DIRECTION
Transcribe all the records with complete accuracy.

DATA LINES
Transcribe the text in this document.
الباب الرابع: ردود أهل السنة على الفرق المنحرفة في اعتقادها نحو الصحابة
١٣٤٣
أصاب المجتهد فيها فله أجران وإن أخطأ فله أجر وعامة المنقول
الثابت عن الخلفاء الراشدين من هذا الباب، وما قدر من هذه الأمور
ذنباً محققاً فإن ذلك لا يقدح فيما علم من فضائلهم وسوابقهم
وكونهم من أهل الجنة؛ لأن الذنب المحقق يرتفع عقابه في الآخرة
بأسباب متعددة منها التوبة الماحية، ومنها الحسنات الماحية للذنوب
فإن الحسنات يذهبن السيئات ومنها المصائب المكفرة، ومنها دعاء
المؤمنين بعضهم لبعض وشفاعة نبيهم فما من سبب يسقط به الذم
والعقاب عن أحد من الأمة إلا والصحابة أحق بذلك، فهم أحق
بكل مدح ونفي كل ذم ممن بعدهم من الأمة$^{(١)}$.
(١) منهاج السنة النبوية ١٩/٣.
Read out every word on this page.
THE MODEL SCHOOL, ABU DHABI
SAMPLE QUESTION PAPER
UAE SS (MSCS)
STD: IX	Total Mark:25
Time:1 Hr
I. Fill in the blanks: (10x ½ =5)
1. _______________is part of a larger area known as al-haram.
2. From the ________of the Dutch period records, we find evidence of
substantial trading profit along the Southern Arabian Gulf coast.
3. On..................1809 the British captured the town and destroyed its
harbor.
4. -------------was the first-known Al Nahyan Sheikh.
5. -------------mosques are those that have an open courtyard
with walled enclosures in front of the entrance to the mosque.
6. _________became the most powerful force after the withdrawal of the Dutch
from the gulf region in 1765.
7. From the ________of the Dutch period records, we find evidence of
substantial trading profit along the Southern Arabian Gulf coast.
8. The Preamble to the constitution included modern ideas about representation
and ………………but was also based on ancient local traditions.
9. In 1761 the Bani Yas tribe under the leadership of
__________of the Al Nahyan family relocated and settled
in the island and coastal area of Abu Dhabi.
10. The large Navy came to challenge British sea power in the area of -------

WRITTEN SOLUTION
Transcribe the text in this document.
الباب الرابع: ردود أهل السنة على الفرق المنحرفة في اعتقادها نحو الصحابة
١٣٤٣
أصاب المجتهد فيها فله أجران وإن أخطأ فله أجر وعامة المنقول
الثابت عن الخلفاء الراشدين من هذا الباب، وما قدر من هذه الأمور
ذنباً محققاً فإن ذلك لا يقدح فيما علم من فضائلهم وسوابقهم
وكونهم من أهل الجنة؛ لأن الذنب المحقق يرتفع عقابه في الآخرة
بأسباب متعددة منها التوبة الماحية، ومنها الحسنات الماحية للذنوب
فإن الحسنات يذهبن السيئات ومنها المصائب المكفرة، ومنها دعاء
المؤمنين بعضهم لبعض وشفاعة نبيهم فما من سبب يسقط به الذم
والعقاب عن أحد من الأمة إلا والصحابة أحق بذلك، فهم أحق
بكل مدح ونفي كل ذم ممن بعدهم من الأمة$^{(١)}$.
(١) منهاج السنة النبوية ١٩/٣.
Read out every word on this page.
THE MODEL SCHOOL, ABU DHABI
SAMPLE QUESTION PAPER
UAE SS (MSCS)
STD: IX	Total Mark:25
Time:1 Hr
I. Fill in the blanks: (10x ½ =5)
1. _______________is part of a larger area known as al-haram.
2. From the ________of the Dutch period records, we find evidence of
substantial trading profit along the Southern Arabian Gulf coast.
3. On..................1809 the British captured the town and destroyed its
harbor.
4. -------------was the first-known Al Nahyan Sheikh.
5. -------------mosques are those that have an open courtyard
with walled enclosures in front of the entrance to the mosque.
6. _________became the most powerful force after the withdrawal of the Dutch
from the gulf region in 1765.
7. From the ________of the Dutch period records, we find evidence of
substantial trading profit along the Southern Arabian Gulf coast.
8. The Preamble to the constitution included modern ideas about representation
and ………………but was also based on ancient local traditions.
9. In 1761 the Bani Yas tribe under the leadership of
__________of the Al Nahyan family relocated and settled
in the island and coastal area of Abu Dhabi.
10. The large Navy came to challenge British sea power in the area of -------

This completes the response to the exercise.